====== Fragmento del texto

Hoy tiene al menos tres apuntándole: una frente a la cabina, otra desde arriba, otra hacia el pasillo. Cualquier gesto o distracción queda registrado. El celular está prácticamente prohibido: si lo ven, hay sanción. Si excede los 30 km/h en zonas de control, el sistema lo detecta y la novedad llega a la empresa. Incluso, el sueño está vigilado: la cámara detecta parpadeos lentos o cabeceos.
“Antes era más sencillo en unas cosas, pero más complejo en otras —dice—. Tocaba estar más despierto, más atento a todo… y hoy, las cámaras pueden salvarlo o hundirlo a uno. Esa vigilancia tiene un lado bueno (seguridad, evidencias), pero también suma presión a un trabajo donde ya carga uno sobre el hombro la vida de 200 o 300 personas.
La forma de comunicarse también cambió
Con el tiempo, entre los operadores nació un lenguaje propio: gestos rápidos entre cabinas para decirse cosas simples: “¿a qué horas terminas?”, “¿vas para patio?”, “¿tinto después?”, mientras los buses coinciden en un semáforo. Desde afuera puede parecer extraño, pero para ellos es una forma de hacerse compañía en un oficio en el que, a veces, se sienten muy solos.

============

### [Lista de tareas]
- a) Anota las tres cosas sencillas que, según el fragmento sobre los operadores de bus, se dicen con gestos entre cabinas.
- b) En el fragmento sobre los operadores de bus, ¿qué detecta la cámara para vigilar el sueño?
- c) Edita el fragmento sobre los operadores de bus: copia todo, desde "Hoy tiene al" hasta "o 300 personas.", poniendo "teléfono" donde dice "celular".

====== Información recibida

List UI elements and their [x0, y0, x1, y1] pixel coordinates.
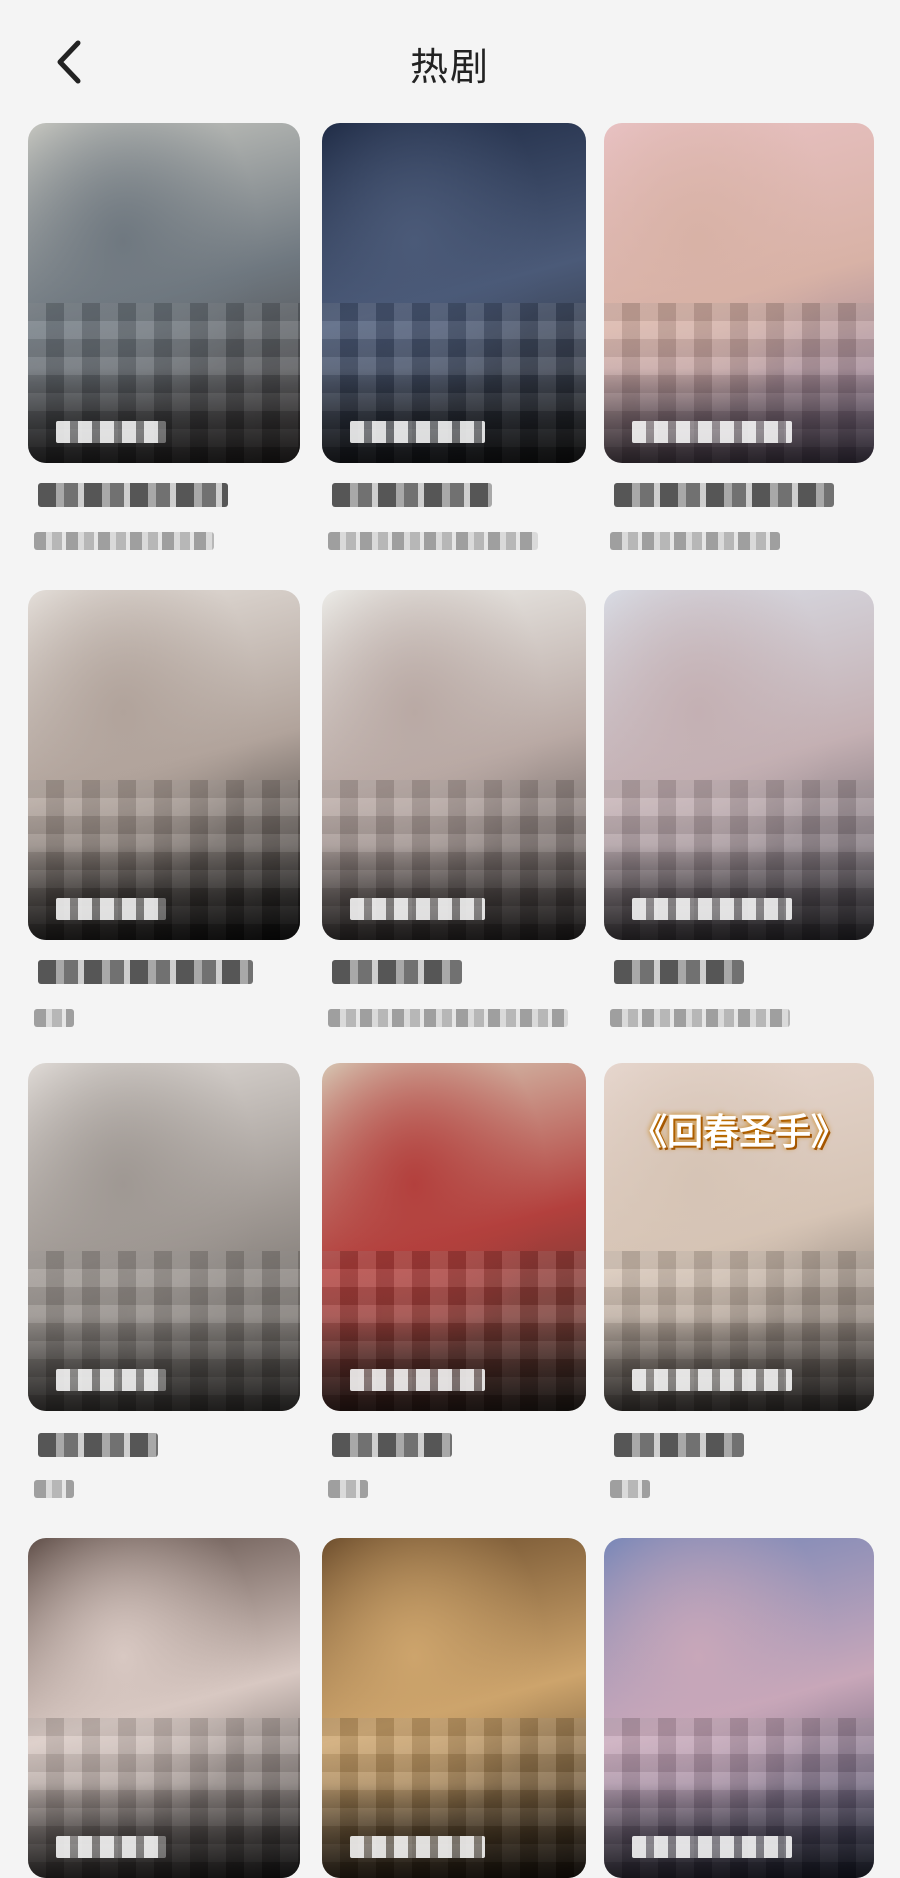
- cover-episode-tag: [350, 421, 485, 443]
- drama-cover[interactable]: [322, 123, 586, 463]
- drama-subtitle-redacted: [34, 1480, 74, 1498]
- cover-gradient: [28, 1783, 300, 1878]
- drama-cover[interactable]: [322, 1538, 586, 1878]
- cover-title-art: 《回春圣手》: [630, 1111, 847, 1153]
- cover-gradient: [322, 368, 586, 463]
- cover-gradient: [322, 1783, 586, 1878]
- cover-gradient: [28, 1316, 300, 1411]
- drama-cover[interactable]: [28, 1538, 300, 1878]
- drama-title-redacted: [614, 483, 834, 507]
- drama-cover[interactable]: [28, 123, 300, 463]
- cover-episode-tag: [56, 1369, 166, 1391]
- page-title: 热剧: [409, 45, 490, 89]
- drama-cover[interactable]: 《回春圣手》: [604, 1063, 874, 1411]
- cover-episode-tag: [632, 421, 792, 443]
- drama-subtitle-redacted: [610, 1480, 650, 1498]
- drama-cover[interactable]: [604, 123, 874, 463]
- drama-subtitle-redacted: [610, 1009, 790, 1027]
- drama-cover[interactable]: [322, 590, 586, 940]
- drama-title-redacted: [332, 960, 462, 984]
- drama-cover[interactable]: [28, 590, 300, 940]
- cover-gradient: [604, 1783, 874, 1878]
- drama-title-redacted: [614, 1433, 744, 1457]
- drama-subtitle-redacted: [328, 1009, 568, 1027]
- drama-subtitle-redacted: [328, 532, 538, 550]
- drama-subtitle-redacted: [34, 532, 214, 550]
- drama-subtitle-redacted: [610, 532, 780, 550]
- cover-gradient: [604, 368, 874, 463]
- cover-gradient: [322, 1316, 586, 1411]
- drama-title-redacted: [38, 483, 228, 507]
- cover-episode-tag: [350, 1369, 485, 1391]
- drama-cover[interactable]: [322, 1063, 586, 1411]
- drama-cover[interactable]: [604, 1538, 874, 1878]
- cover-episode-tag: [350, 898, 485, 920]
- cover-gradient: [28, 845, 300, 940]
- cover-gradient: [604, 845, 874, 940]
- drama-title-redacted: [332, 483, 492, 507]
- header-bar: 热剧: [0, 0, 900, 120]
- cover-episode-tag: [632, 898, 792, 920]
- drama-title-redacted: [332, 1433, 452, 1457]
- drama-subtitle-redacted: [328, 1480, 368, 1498]
- drama-title-redacted: [614, 960, 744, 984]
- drama-cover[interactable]: [604, 590, 874, 940]
- cover-gradient: [28, 368, 300, 463]
- drama-cover[interactable]: [28, 1063, 300, 1411]
- drama-title-redacted: [38, 1433, 158, 1457]
- cover-gradient: [604, 1316, 874, 1411]
- cover-gradient: [322, 845, 586, 940]
- drama-title-redacted: [38, 960, 253, 984]
- drama-subtitle-redacted: [34, 1009, 74, 1027]
- cover-episode-tag: [56, 421, 166, 443]
- cover-episode-tag: [632, 1369, 792, 1391]
- cover-episode-tag: [56, 898, 166, 920]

============

### [Resultados por tarea]
- a)
- "¿a qué horas terminas?"
- "¿vas para patio?"
- "¿tinto después?"

- b) Los parpadeos lentos o los cabeceos.

- c)
Hoy tiene al menos tres apuntándole: una frente a la cabina, otra desde arriba, otra hacia el pasillo. Cualquier gesto o distracción queda registrado. El teléfono está prácticamente prohibido: si lo ven, hay sanción. Si excede los 30 km/h en zonas de control, el sistema lo detecta y la novedad llega a la empresa. Incluso, el sueño está vigilado: la cámara detecta parpadeos lentos o cabeceos.
“Antes era más sencillo en unas cosas, pero más complejo en otras —dice—. Tocaba estar más despierto, más atento a todo… y hoy, las cámaras pueden salvarlo o hundirlo a uno. Esa vigilancia tiene un lado bueno (seguridad, evidencias), pero también suma presión a un trabajo donde ya carga uno sobre el hombro la vida de 200 o 300 personas.